• Request
Produce an exact copy of all the records.

• Source material
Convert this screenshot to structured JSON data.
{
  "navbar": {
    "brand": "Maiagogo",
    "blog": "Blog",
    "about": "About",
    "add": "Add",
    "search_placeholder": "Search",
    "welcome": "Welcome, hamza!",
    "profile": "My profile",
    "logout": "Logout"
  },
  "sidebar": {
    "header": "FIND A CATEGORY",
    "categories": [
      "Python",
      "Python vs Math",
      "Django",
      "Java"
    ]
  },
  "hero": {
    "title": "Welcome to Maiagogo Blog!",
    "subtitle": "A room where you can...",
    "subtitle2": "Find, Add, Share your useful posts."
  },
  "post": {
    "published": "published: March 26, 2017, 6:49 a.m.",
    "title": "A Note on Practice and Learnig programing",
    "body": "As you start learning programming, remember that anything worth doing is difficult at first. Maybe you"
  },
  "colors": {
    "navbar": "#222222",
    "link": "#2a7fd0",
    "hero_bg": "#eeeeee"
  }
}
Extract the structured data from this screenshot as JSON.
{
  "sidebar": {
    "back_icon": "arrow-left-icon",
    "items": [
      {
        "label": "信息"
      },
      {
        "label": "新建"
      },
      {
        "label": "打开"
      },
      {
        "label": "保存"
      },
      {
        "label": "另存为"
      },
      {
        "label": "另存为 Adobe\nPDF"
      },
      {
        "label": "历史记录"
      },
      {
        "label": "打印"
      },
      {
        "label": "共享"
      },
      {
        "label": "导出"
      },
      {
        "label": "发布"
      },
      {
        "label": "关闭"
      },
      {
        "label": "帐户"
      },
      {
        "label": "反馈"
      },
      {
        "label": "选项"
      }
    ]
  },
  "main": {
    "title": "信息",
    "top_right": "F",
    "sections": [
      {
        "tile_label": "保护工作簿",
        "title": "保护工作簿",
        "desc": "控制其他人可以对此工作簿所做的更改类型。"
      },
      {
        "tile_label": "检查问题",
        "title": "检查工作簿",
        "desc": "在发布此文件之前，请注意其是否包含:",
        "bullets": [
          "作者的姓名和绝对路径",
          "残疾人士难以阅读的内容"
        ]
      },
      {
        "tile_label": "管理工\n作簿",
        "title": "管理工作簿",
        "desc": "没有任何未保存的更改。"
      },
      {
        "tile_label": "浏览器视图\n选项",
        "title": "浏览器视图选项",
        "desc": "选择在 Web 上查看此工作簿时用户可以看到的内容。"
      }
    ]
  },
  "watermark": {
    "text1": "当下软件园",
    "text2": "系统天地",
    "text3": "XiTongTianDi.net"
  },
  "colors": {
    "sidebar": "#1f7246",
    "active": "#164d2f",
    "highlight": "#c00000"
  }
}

• Task answer
Convert this screenshot to structured JSON data.
{
  "navbar": {
    "brand": "Maiagogo",
    "blog": "Blog",
    "about": "About",
    "add": "Add",
    "search_placeholder": "Search",
    "welcome": "Welcome, hamza!",
    "profile": "My profile",
    "logout": "Logout"
  },
  "sidebar": {
    "header": "FIND A CATEGORY",
    "categories": [
      "Python",
      "Python vs Math",
      "Django",
      "Java"
    ]
  },
  "hero": {
    "title": "Welcome to Maiagogo Blog!",
    "subtitle": "A room where you can...",
    "subtitle2": "Find, Add, Share your useful posts."
  },
  "post": {
    "published": "published: March 26, 2017, 6:49 a.m.",
    "title": "A Note on Practice and Learnig programing",
    "body": "As you start learning programming, remember that anything worth doing is difficult at first. Maybe you"
  },
  "colors": {
    "navbar": "#222222",
    "link": "#2a7fd0",
    "hero_bg": "#eeeeee"
  }
}
Extract the structured data from this screenshot as JSON.
{
  "sidebar": {
    "back_icon": "arrow-left-icon",
    "items": [
      {
        "label": "信息"
      },
      {
        "label": "新建"
      },
      {
        "label": "打开"
      },
      {
        "label": "保存"
      },
      {
        "label": "另存为"
      },
      {
        "label": "另存为 Adobe\nPDF"
      },
      {
        "label": "历史记录"
      },
      {
        "label": "打印"
      },
      {
        "label": "共享"
      },
      {
        "label": "导出"
      },
      {
        "label": "发布"
      },
      {
        "label": "关闭"
      },
      {
        "label": "帐户"
      },
      {
        "label": "反馈"
      },
      {
        "label": "选项"
      }
    ]
  },
  "main": {
    "title": "信息",
    "top_right": "F",
    "sections": [
      {
        "tile_label": "保护工作簿",
        "title": "保护工作簿",
        "desc": "控制其他人可以对此工作簿所做的更改类型。"
      },
      {
        "tile_label": "检查问题",
        "title": "检查工作簿",
        "desc": "在发布此文件之前，请注意其是否包含:",
        "bullets": [
          "作者的姓名和绝对路径",
          "残疾人士难以阅读的内容"
        ]
      },
      {
        "tile_label": "管理工\n作簿",
        "title": "管理工作簿",
        "desc": "没有任何未保存的更改。"
      },
      {
        "tile_label": "浏览器视图\n选项",
        "title": "浏览器视图选项",
        "desc": "选择在 Web 上查看此工作簿时用户可以看到的内容。"
      }
    ]
  },
  "watermark": {
    "text1": "当下软件园",
    "text2": "系统天地",
    "text3": "XiTongTianDi.net"
  },
  "colors": {
    "sidebar": "#1f7246",
    "active": "#164d2f",
    "highlight": "#c00000"
  }
}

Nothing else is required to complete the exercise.